What this task involves - Every entry that follows should be repeated exactly; drop the images.

Working data -
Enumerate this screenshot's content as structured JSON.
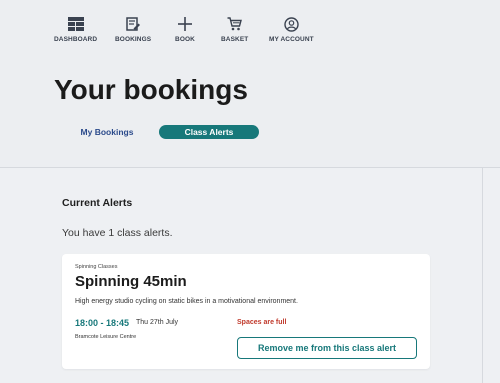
{
  "nav": {
    "items": [
      {
        "label": "DASHBOARD",
        "icon": "dashboard-icon"
      },
      {
        "label": "BOOKINGS",
        "icon": "bookings-icon"
      },
      {
        "label": "BOOK",
        "icon": "plus-icon"
      },
      {
        "label": "BASKET",
        "icon": "basket-icon"
      },
      {
        "label": "MY ACCOUNT",
        "icon": "account-icon"
      }
    ]
  },
  "page": {
    "title": "Your bookings"
  },
  "tabs": [
    {
      "label": "My Bookings",
      "active": false
    },
    {
      "label": "Class Alerts",
      "active": true
    }
  ],
  "alerts": {
    "heading": "Current Alerts",
    "count_text": "You have 1 class alerts.",
    "items": [
      {
        "category": "Spinning Classes",
        "title": "Spinning 45min",
        "description": "High energy studio cycling on static bikes in a motivational environment.",
        "time": "18:00 - 18:45",
        "date": "Thu 27th July",
        "status": "Spaces are full",
        "venue": "Bramcote Leisure Centre",
        "button_label": "Remove me from this class alert"
      }
    ]
  },
  "colors": {
    "accent": "#17787a",
    "tab_text": "#2b4a8b",
    "status_full": "#c0392b",
    "background": "#eef0f3"
  }
}
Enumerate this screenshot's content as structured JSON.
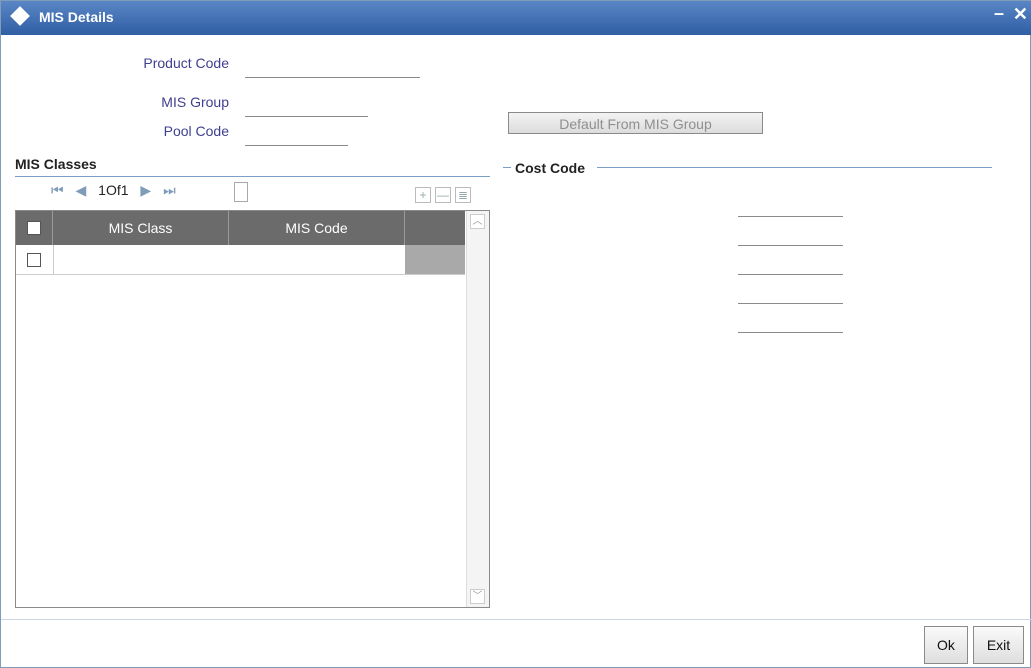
{
  "window": {
    "title": "MIS Details",
    "minimize_glyph": "–",
    "close_glyph": "✕"
  },
  "form": {
    "product_code_label": "Product Code",
    "product_code_value": "",
    "mis_group_label": "MIS Group",
    "mis_group_value": "",
    "pool_code_label": "Pool Code",
    "pool_code_value": "",
    "default_button": "Default From MIS Group"
  },
  "mis_classes": {
    "title": "MIS Classes",
    "pager": {
      "first": "⏮",
      "prev": "◀",
      "count": "1Of1",
      "next": "▶",
      "last": "⏭"
    },
    "tools": {
      "add": "+",
      "delete": "—",
      "view": "≣"
    },
    "columns": [
      "MIS Class",
      "MIS Code"
    ],
    "rows": [
      {
        "mis_class": "",
        "mis_code": ""
      }
    ]
  },
  "cost_code": {
    "title": "Cost Code",
    "values": [
      "",
      "",
      "",
      "",
      ""
    ]
  },
  "footer": {
    "ok": "Ok",
    "exit": "Exit"
  },
  "colors": {
    "titlebar": "#3a6bb0",
    "label": "#3f3f8f",
    "grid_header": "#6b6b6b"
  }
}
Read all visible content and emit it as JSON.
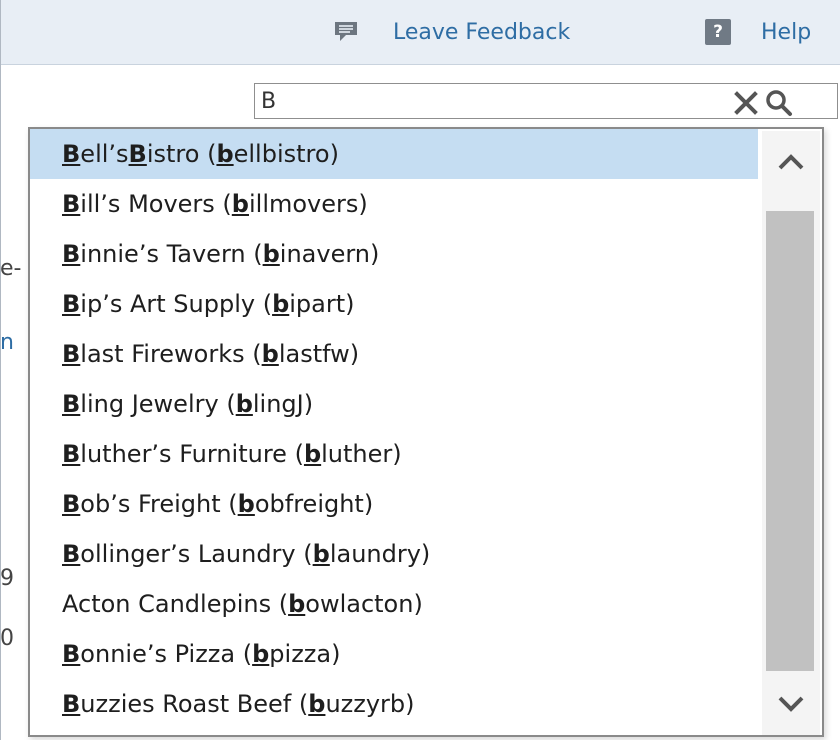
{
  "header": {
    "feedback_label": "Leave Feedback",
    "help_label": "Help",
    "help_icon_glyph": "?"
  },
  "left_fragments": [
    "e-",
    "n",
    "9",
    "0"
  ],
  "search": {
    "value": "B",
    "placeholder": ""
  },
  "dropdown": {
    "items": [
      {
        "parts": [
          {
            "t": "B",
            "b": true
          },
          {
            "t": "ell’s "
          },
          {
            "t": "B",
            "b": true
          },
          {
            "t": "istro ("
          },
          {
            "t": "b",
            "b": true
          },
          {
            "t": "ellbistro)"
          }
        ],
        "selected": true
      },
      {
        "parts": [
          {
            "t": "B",
            "b": true
          },
          {
            "t": "ill’s Movers ("
          },
          {
            "t": "b",
            "b": true
          },
          {
            "t": "illmovers)"
          }
        ]
      },
      {
        "parts": [
          {
            "t": "B",
            "b": true
          },
          {
            "t": "innie’s Tavern ("
          },
          {
            "t": "b",
            "b": true
          },
          {
            "t": "inavern)"
          }
        ]
      },
      {
        "parts": [
          {
            "t": "B",
            "b": true
          },
          {
            "t": "ip’s Art Supply ("
          },
          {
            "t": "b",
            "b": true
          },
          {
            "t": "ipart)"
          }
        ]
      },
      {
        "parts": [
          {
            "t": "B",
            "b": true
          },
          {
            "t": "last Fireworks ("
          },
          {
            "t": "b",
            "b": true
          },
          {
            "t": "lastfw)"
          }
        ]
      },
      {
        "parts": [
          {
            "t": "B",
            "b": true
          },
          {
            "t": "ling Jewelry ("
          },
          {
            "t": "b",
            "b": true
          },
          {
            "t": "lingJ)"
          }
        ]
      },
      {
        "parts": [
          {
            "t": "B",
            "b": true
          },
          {
            "t": "luther’s Furniture ("
          },
          {
            "t": "b",
            "b": true
          },
          {
            "t": "luther)"
          }
        ]
      },
      {
        "parts": [
          {
            "t": "B",
            "b": true
          },
          {
            "t": "ob’s Freight ("
          },
          {
            "t": "b",
            "b": true
          },
          {
            "t": "obfreight)"
          }
        ]
      },
      {
        "parts": [
          {
            "t": "B",
            "b": true
          },
          {
            "t": "ollinger’s Laundry ("
          },
          {
            "t": "b",
            "b": true
          },
          {
            "t": "laundry)"
          }
        ]
      },
      {
        "parts": [
          {
            "t": "Acton Candlepins ("
          },
          {
            "t": "b",
            "b": true
          },
          {
            "t": "owlacton)"
          }
        ]
      },
      {
        "parts": [
          {
            "t": "B",
            "b": true
          },
          {
            "t": "onnie’s Pizza ("
          },
          {
            "t": "b",
            "b": true
          },
          {
            "t": "pizza)"
          }
        ]
      },
      {
        "parts": [
          {
            "t": "B",
            "b": true
          },
          {
            "t": "uzzies Roast Beef ("
          },
          {
            "t": "b",
            "b": true
          },
          {
            "t": "uzzyrb)"
          }
        ]
      }
    ]
  },
  "colors": {
    "link": "#2e6da4",
    "selected_row": "#c5ddf2",
    "topbar_bg": "#e8eef5"
  },
  "icons": [
    "speech-bubble-icon",
    "help-icon",
    "clear-icon",
    "search-icon",
    "chevron-up-icon",
    "chevron-down-icon"
  ]
}
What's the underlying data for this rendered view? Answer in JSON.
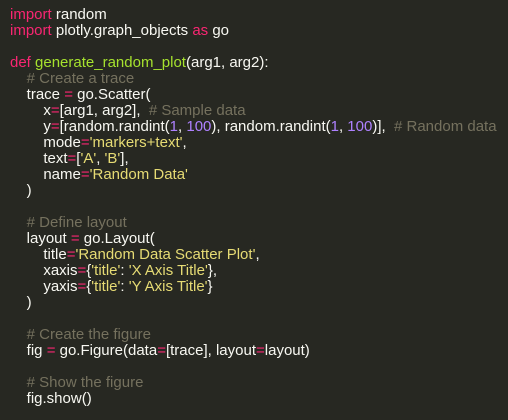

Right answer -
Enumerate this screenshot's content as structured JSON.
{
  "nav": {
    "items": [
      {
        "label": "DASHBOARD",
        "icon": "dashboard-icon"
      },
      {
        "label": "BOOKINGS",
        "icon": "bookings-icon"
      },
      {
        "label": "BOOK",
        "icon": "plus-icon"
      },
      {
        "label": "BASKET",
        "icon": "basket-icon"
      },
      {
        "label": "MY ACCOUNT",
        "icon": "account-icon"
      }
    ]
  },
  "page": {
    "title": "Your bookings"
  },
  "tabs": [
    {
      "label": "My Bookings",
      "active": false
    },
    {
      "label": "Class Alerts",
      "active": true
    }
  ],
  "alerts": {
    "heading": "Current Alerts",
    "count_text": "You have 1 class alerts.",
    "items": [
      {
        "category": "Spinning Classes",
        "title": "Spinning 45min",
        "description": "High energy studio cycling on static bikes in a motivational environment.",
        "time": "18:00 - 18:45",
        "date": "Thu 27th July",
        "status": "Spaces are full",
        "venue": "Bramcote Leisure Centre",
        "button_label": "Remove me from this class alert"
      }
    ]
  },
  "colors": {
    "accent": "#17787a",
    "tab_text": "#2b4a8b",
    "status_full": "#c0392b",
    "background": "#eef0f3"
  }
}
Enumerate this screenshot's content as structured JSON.
{
  "window": {
    "title": "MIS Details",
    "minimize_glyph": "–",
    "close_glyph": "✕"
  },
  "form": {
    "product_code_label": "Product Code",
    "product_code_value": "",
    "mis_group_label": "MIS Group",
    "mis_group_value": "",
    "pool_code_label": "Pool Code",
    "pool_code_value": "",
    "default_button": "Default From MIS Group"
  },
  "mis_classes": {
    "title": "MIS Classes",
    "pager": {
      "first": "⏮",
      "prev": "◀",
      "count": "1Of1",
      "next": "▶",
      "last": "⏭"
    },
    "tools": {
      "add": "+",
      "delete": "—",
      "view": "≣"
    },
    "columns": [
      "MIS Class",
      "MIS Code"
    ],
    "rows": [
      {
        "mis_class": "",
        "mis_code": ""
      }
    ]
  },
  "cost_code": {
    "title": "Cost Code",
    "values": [
      "",
      "",
      "",
      "",
      ""
    ]
  },
  "footer": {
    "ok": "Ok",
    "exit": "Exit"
  },
  "colors": {
    "titlebar": "#3a6bb0",
    "label": "#3f3f8f",
    "grid_header": "#6b6b6b"
  }
}
Read all visible content and emit it as JSON.
{
  "header": {
    "feedback_label": "Leave Feedback",
    "help_label": "Help",
    "help_icon_glyph": "?"
  },
  "left_fragments": [
    "e-",
    "n",
    "9",
    "0"
  ],
  "search": {
    "value": "B",
    "placeholder": ""
  },
  "dropdown": {
    "items": [
      {
        "parts": [
          {
            "t": "B",
            "b": true
          },
          {
            "t": "ell’s "
          },
          {
            "t": "B",
            "b": true
          },
          {
            "t": "istro ("
          },
          {
            "t": "b",
            "b": true
          },
          {
            "t": "ellbistro)"
          }
        ],
        "selected": true
      },
      {
        "parts": [
          {
            "t": "B",
            "b": true
          },
          {
            "t": "ill’s Movers ("
          },
          {
            "t": "b",
            "b": true
          },
          {
            "t": "illmovers)"
          }
        ]
      },
      {
        "parts": [
          {
            "t": "B",
            "b": true
          },
          {
            "t": "innie’s Tavern ("
          },
          {
            "t": "b",
            "b": true
          },
          {
            "t": "inavern)"
          }
        ]
      },
      {
        "parts": [
          {
            "t": "B",
            "b": true
          },
          {
            "t": "ip’s Art Supply ("
          },
          {
            "t": "b",
            "b": true
          },
          {
            "t": "ipart)"
          }
        ]
      },
      {
        "parts": [
          {
            "t": "B",
            "b": true
          },
          {
            "t": "last Fireworks ("
          },
          {
            "t": "b",
            "b": true
          },
          {
            "t": "lastfw)"
          }
        ]
      },
      {
        "parts": [
          {
            "t": "B",
            "b": true
          },
          {
            "t": "ling Jewelry ("
          },
          {
            "t": "b",
            "b": true
          },
          {
            "t": "lingJ)"
          }
        ]
      },
      {
        "parts": [
          {
            "t": "B",
            "b": true
          },
          {
            "t": "luther’s Furniture ("
          },
          {
            "t": "b",
            "b": true
          },
          {
            "t": "luther)"
          }
        ]
      },
      {
        "parts": [
          {
            "t": "B",
            "b": true
          },
          {
            "t": "ob’s Freight ("
          },
          {
            "t": "b",
            "b": true
          },
          {
            "t": "obfreight)"
          }
        ]
      },
      {
        "parts": [
          {
            "t": "B",
            "b": true
          },
          {
            "t": "ollinger’s Laundry ("
          },
          {
            "t": "b",
            "b": true
          },
          {
            "t": "laundry)"
          }
        ]
      },
      {
        "parts": [
          {
            "t": "Acton Candlepins ("
          },
          {
            "t": "b",
            "b": true
          },
          {
            "t": "owlacton)"
          }
        ]
      },
      {
        "parts": [
          {
            "t": "B",
            "b": true
          },
          {
            "t": "onnie’s Pizza ("
          },
          {
            "t": "b",
            "b": true
          },
          {
            "t": "pizza)"
          }
        ]
      },
      {
        "parts": [
          {
            "t": "B",
            "b": true
          },
          {
            "t": "uzzies Roast Beef ("
          },
          {
            "t": "b",
            "b": true
          },
          {
            "t": "uzzyrb)"
          }
        ]
      }
    ]
  },
  "colors": {
    "link": "#2e6da4",
    "selected_row": "#c5ddf2",
    "topbar_bg": "#e8eef5"
  },
  "icons": [
    "speech-bubble-icon",
    "help-icon",
    "clear-icon",
    "search-icon",
    "chevron-up-icon",
    "chevron-down-icon"
  ]
}
What's the underlying data for this rendered view? Answer in JSON.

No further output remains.